------ DATA SECTION ------

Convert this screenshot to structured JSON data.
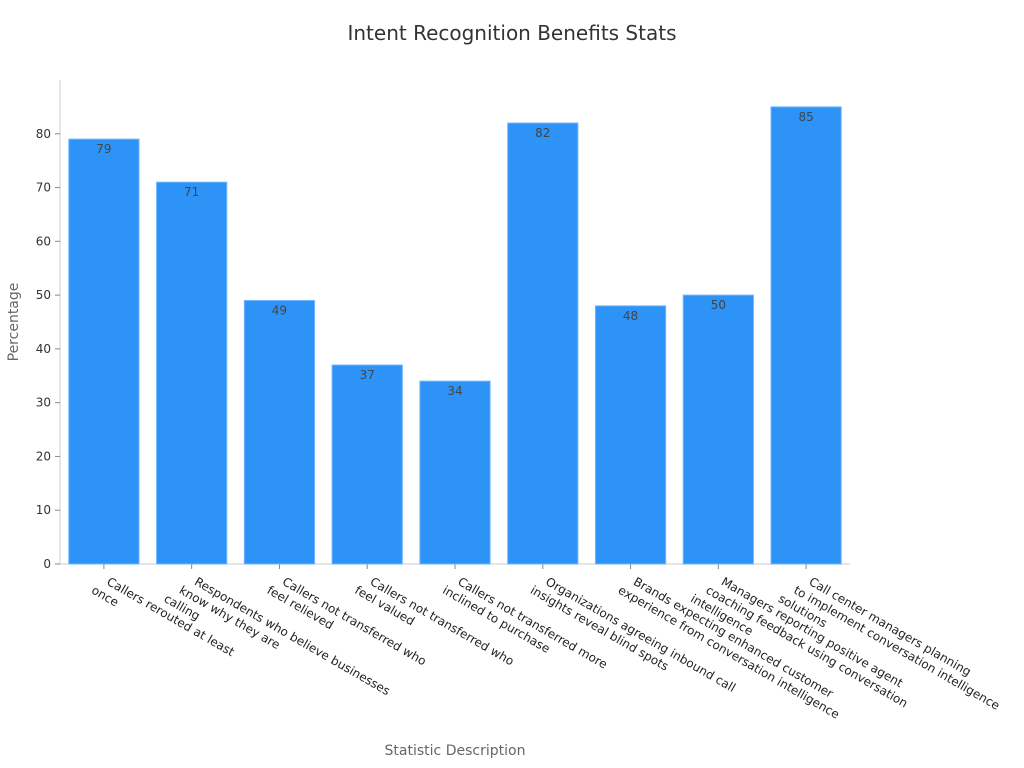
{
  "chart_data": {
    "type": "bar",
    "title": "Intent Recognition Benefits Stats",
    "xlabel": "Statistic Description",
    "ylabel": "Percentage",
    "ylim": [
      0,
      90
    ],
    "yticks": [
      0,
      10,
      20,
      30,
      40,
      50,
      60,
      70,
      80
    ],
    "bar_color": "#2e93f7",
    "categories": [
      [
        "Callers rerouted at least",
        "once"
      ],
      [
        "Respondents who believe businesses",
        "know why they are",
        "calling"
      ],
      [
        "Callers not transferred who",
        "feel relieved"
      ],
      [
        "Callers not transferred who",
        "feel valued"
      ],
      [
        "Callers not transferred more",
        "inclined to purchase"
      ],
      [
        "Organizations agreeing inbound call",
        "insights reveal blind spots"
      ],
      [
        "Brands expecting enhanced customer",
        "experience from conversation intelligence"
      ],
      [
        "Managers reporting positive agent",
        "coaching feedback using conversation",
        "intelligence"
      ],
      [
        "Call center managers planning",
        "to implement conversation intelligence",
        "solutions"
      ]
    ],
    "values": [
      79,
      71,
      49,
      37,
      34,
      82,
      48,
      50,
      85
    ],
    "grid": false,
    "legend": "none"
  }
}
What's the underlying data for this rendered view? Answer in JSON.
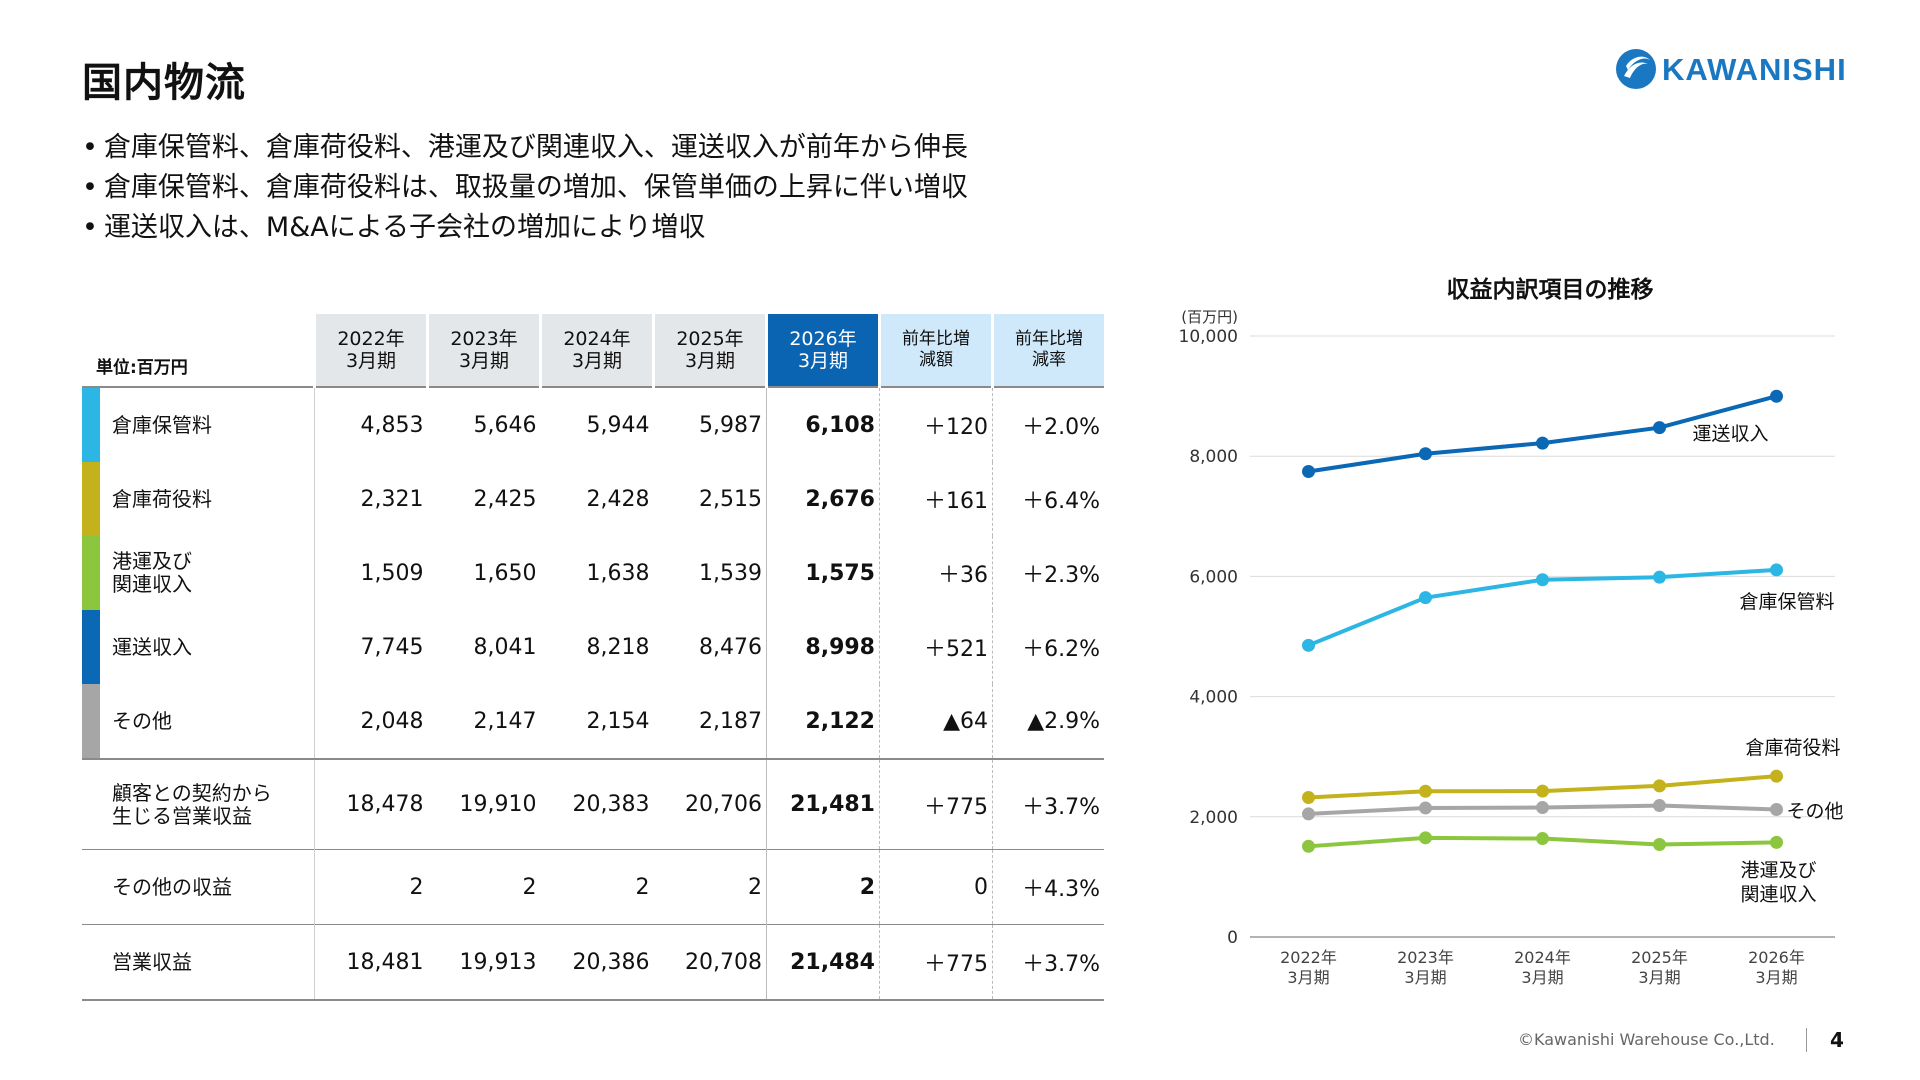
{
  "page": {
    "title": "国内物流",
    "bullets": [
      "倉庫保管料、倉庫荷役料、港運及び関連収入、運送収入が前年から伸長",
      "倉庫保管料、倉庫荷役料は、取扱量の増加、保管単価の上昇に伴い増収",
      "運送収入は、M&Aによる子会社の増加により増収"
    ],
    "logo_text": "KAWANISHI",
    "copyright": "©Kawanishi Warehouse Co.,Ltd.",
    "page_number": "4"
  },
  "table": {
    "unit": "単位:百万円",
    "years": [
      {
        "line1": "2022年",
        "line2": "3月期"
      },
      {
        "line1": "2023年",
        "line2": "3月期"
      },
      {
        "line1": "2024年",
        "line2": "3月期"
      },
      {
        "line1": "2025年",
        "line2": "3月期"
      },
      {
        "line1": "2026年",
        "line2": "3月期"
      }
    ],
    "diff_header": {
      "line1": "前年比増",
      "line2": "減額"
    },
    "rate_header": {
      "line1": "前年比増",
      "line2": "減率"
    },
    "rows": [
      {
        "label1": "倉庫保管料",
        "label2": "",
        "color": "#2cb6e4",
        "values": [
          "4,853",
          "5,646",
          "5,944",
          "5,987",
          "6,108"
        ],
        "diff": "＋120",
        "rate": "＋2.0%"
      },
      {
        "label1": "倉庫荷役料",
        "label2": "",
        "color": "#c3b21c",
        "values": [
          "2,321",
          "2,425",
          "2,428",
          "2,515",
          "2,676"
        ],
        "diff": "＋161",
        "rate": "＋6.4%"
      },
      {
        "label1": "港運及び",
        "label2": "関連収入",
        "color": "#8cc63f",
        "values": [
          "1,509",
          "1,650",
          "1,638",
          "1,539",
          "1,575"
        ],
        "diff": "＋36",
        "rate": "＋2.3%"
      },
      {
        "label1": "運送収入",
        "label2": "",
        "color": "#0a68b4",
        "values": [
          "7,745",
          "8,041",
          "8,218",
          "8,476",
          "8,998"
        ],
        "diff": "＋521",
        "rate": "＋6.2%"
      },
      {
        "label1": "その他",
        "label2": "",
        "color": "#a6a6a6",
        "values": [
          "2,048",
          "2,147",
          "2,154",
          "2,187",
          "2,122"
        ],
        "diff": "▲64",
        "rate": "▲2.9%"
      }
    ],
    "subtotal": {
      "label1": "顧客との契約から",
      "label2": "生じる営業収益",
      "values": [
        "18,478",
        "19,910",
        "20,383",
        "20,706",
        "21,481"
      ],
      "diff": "＋775",
      "rate": "＋3.7%"
    },
    "other_income": {
      "label1": "その他の収益",
      "values": [
        "2",
        "2",
        "2",
        "2",
        "2"
      ],
      "diff": "0",
      "rate": "＋4.3%"
    },
    "total": {
      "label1": "営業収益",
      "values": [
        "18,481",
        "19,913",
        "20,386",
        "20,708",
        "21,484"
      ],
      "diff": "＋775",
      "rate": "＋3.7%"
    }
  },
  "chart_data": {
    "type": "line",
    "title": "収益内訳項目の推移",
    "ylabel": "(百万円)",
    "ylim": [
      0,
      10000
    ],
    "yticks": [
      0,
      2000,
      4000,
      6000,
      8000,
      10000
    ],
    "ytick_labels": [
      "0",
      "2,000",
      "4,000",
      "6,000",
      "8,000",
      "10,000"
    ],
    "categories": [
      {
        "line1": "2022年",
        "line2": "3月期"
      },
      {
        "line1": "2023年",
        "line2": "3月期"
      },
      {
        "line1": "2024年",
        "line2": "3月期"
      },
      {
        "line1": "2025年",
        "line2": "3月期"
      },
      {
        "line1": "2026年",
        "line2": "3月期"
      }
    ],
    "grid": true,
    "series": [
      {
        "name": "運送収入",
        "color": "#0a68b4",
        "values": [
          7745,
          8041,
          8218,
          8476,
          8998
        ]
      },
      {
        "name": "倉庫保管料",
        "color": "#2cb6e4",
        "values": [
          4853,
          5646,
          5944,
          5987,
          6108
        ]
      },
      {
        "name": "倉庫荷役料",
        "color": "#c3b21c",
        "values": [
          2321,
          2425,
          2428,
          2515,
          2676
        ]
      },
      {
        "name": "その他",
        "color": "#a6a6a6",
        "values": [
          2048,
          2147,
          2154,
          2187,
          2122
        ]
      },
      {
        "name": "港運及び\n関連収入",
        "color": "#8cc63f",
        "values": [
          1509,
          1650,
          1638,
          1539,
          1575
        ]
      }
    ]
  }
}
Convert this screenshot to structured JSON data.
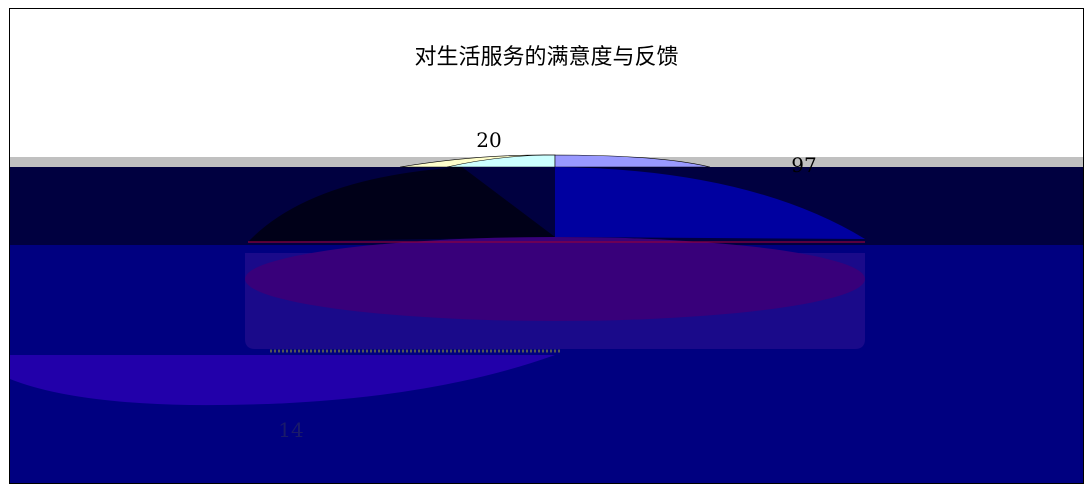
{
  "chart_data": {
    "type": "pie",
    "title": "对生活服务的满意度与反馈",
    "slices": [
      {
        "value": 20,
        "color": "#ccffff"
      },
      {
        "value": 97,
        "color": "#9999ff"
      },
      {
        "value": 64,
        "color": "#993366"
      },
      {
        "value": 14,
        "color": "#000080"
      },
      {
        "value": 5,
        "color": "#ffffcc"
      }
    ],
    "data_labels": [
      "20",
      "97",
      "14"
    ],
    "legend": "none",
    "rendering": "3d pie with corrupted blue overlay bands"
  }
}
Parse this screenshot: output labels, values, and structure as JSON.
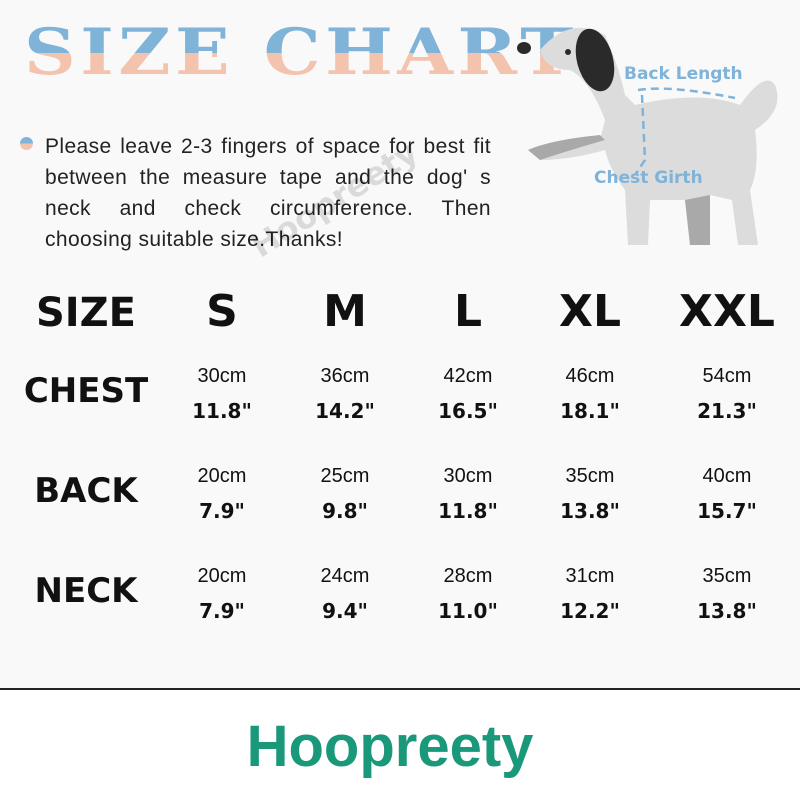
{
  "title": "SIZE CHART",
  "note": "Please leave 2-3 fingers of space for best fit between the measure tape and the dog' s neck and check circumference. Then choosing suitable size.Thanks!",
  "watermark": "Hoopreety",
  "diagram": {
    "back_label": "Back Length",
    "chest_label": "Chest Girth"
  },
  "colors": {
    "title_top": "#7fb3d8",
    "title_bottom": "#f4c3ae",
    "brand": "#1a987a"
  },
  "table": {
    "header": "SIZE",
    "sizes": [
      "S",
      "M",
      "L",
      "XL",
      "XXL"
    ],
    "rows": [
      {
        "label": "CHEST",
        "cm": [
          "30cm",
          "36cm",
          "42cm",
          "46cm",
          "54cm"
        ],
        "in": [
          "11.8\"",
          "14.2\"",
          "16.5\"",
          "18.1\"",
          "21.3\""
        ]
      },
      {
        "label": "BACK",
        "cm": [
          "20cm",
          "25cm",
          "30cm",
          "35cm",
          "40cm"
        ],
        "in": [
          "7.9\"",
          "9.8\"",
          "11.8\"",
          "13.8\"",
          "15.7\""
        ]
      },
      {
        "label": "NECK",
        "cm": [
          "20cm",
          "24cm",
          "28cm",
          "31cm",
          "35cm"
        ],
        "in": [
          "7.9\"",
          "9.4\"",
          "11.0\"",
          "12.2\"",
          "13.8\""
        ]
      }
    ]
  },
  "brand": "Hoopreety"
}
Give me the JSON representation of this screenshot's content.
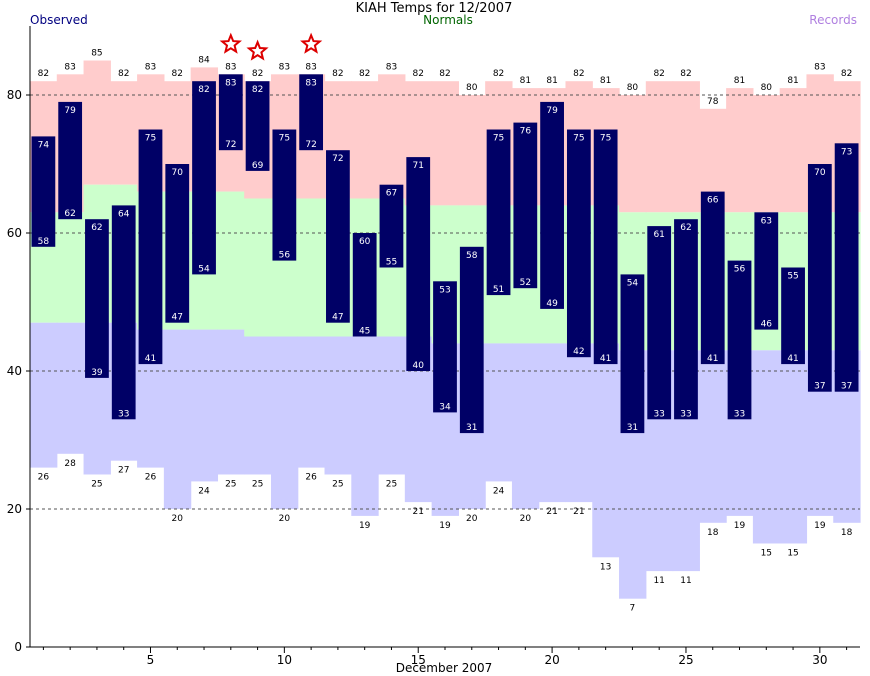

------

Extract from the data every line where "intelligence" shows up.

- EXERCISE ANSWER
        "experience from conversation intelligence"
        "intelligence"
        "to implement conversation intelligence",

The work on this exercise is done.